_EXCERPTED DATA_
☆ ☆ ☆ ☆ ☆ ☆ ☆

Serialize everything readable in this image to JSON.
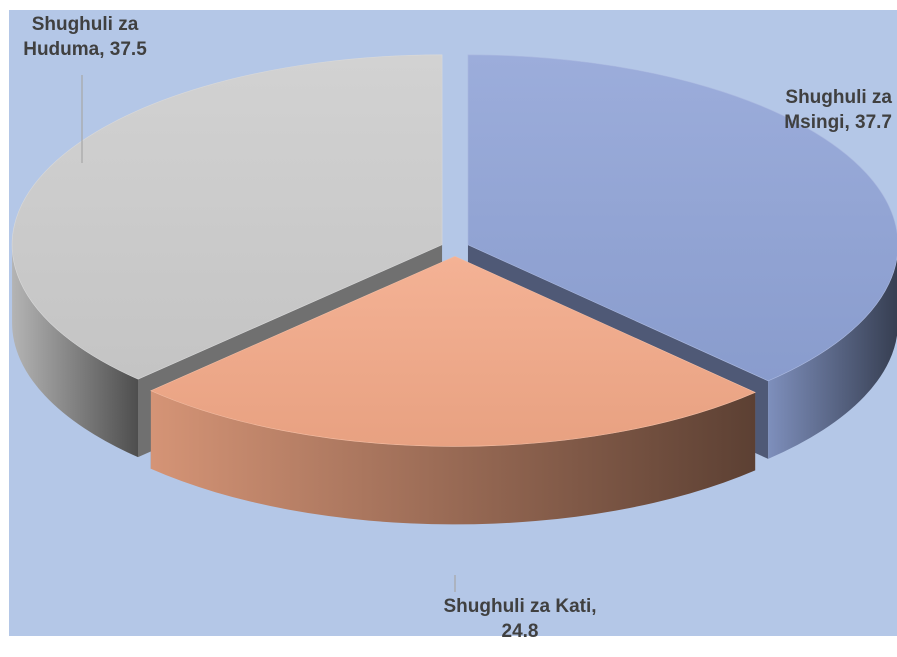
{
  "chart_data": {
    "type": "pie",
    "title": "",
    "style": "3d-exploded",
    "plot_background": "#b4c7e7",
    "slices": [
      {
        "name": "Shughuli za Msingi",
        "value": 37.7,
        "label_lines": [
          "Shughuli za",
          "Msingi, 37.7"
        ],
        "color": "#8fa2d6"
      },
      {
        "name": "Shughuli za Kati",
        "value": 24.8,
        "label_lines": [
          "Shughuli za Kati,",
          "24.8"
        ],
        "color": "#f2a886"
      },
      {
        "name": "Shughuli za Huduma",
        "value": 37.5,
        "label_lines": [
          "Shughuli za",
          "Huduma, 37.5"
        ],
        "color": "#cccccc"
      }
    ]
  }
}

☆ ☆ ☆ ☆ ☆ ☆ ☆

_GIVEN EXERCISE_
Drop the images and quote the entries word for word.

_RIGHT ANSWER_
Serialize everything readable in this image to JSON.
{
  "chart_data": {
    "type": "pie",
    "title": "",
    "style": "3d-exploded",
    "plot_background": "#b4c7e7",
    "slices": [
      {
        "name": "Shughuli za Msingi",
        "value": 37.7,
        "label_lines": [
          "Shughuli za",
          "Msingi, 37.7"
        ],
        "color": "#8fa2d6"
      },
      {
        "name": "Shughuli za Kati",
        "value": 24.8,
        "label_lines": [
          "Shughuli za Kati,",
          "24.8"
        ],
        "color": "#f2a886"
      },
      {
        "name": "Shughuli za Huduma",
        "value": 37.5,
        "label_lines": [
          "Shughuli za",
          "Huduma, 37.5"
        ],
        "color": "#cccccc"
      }
    ]
  }
}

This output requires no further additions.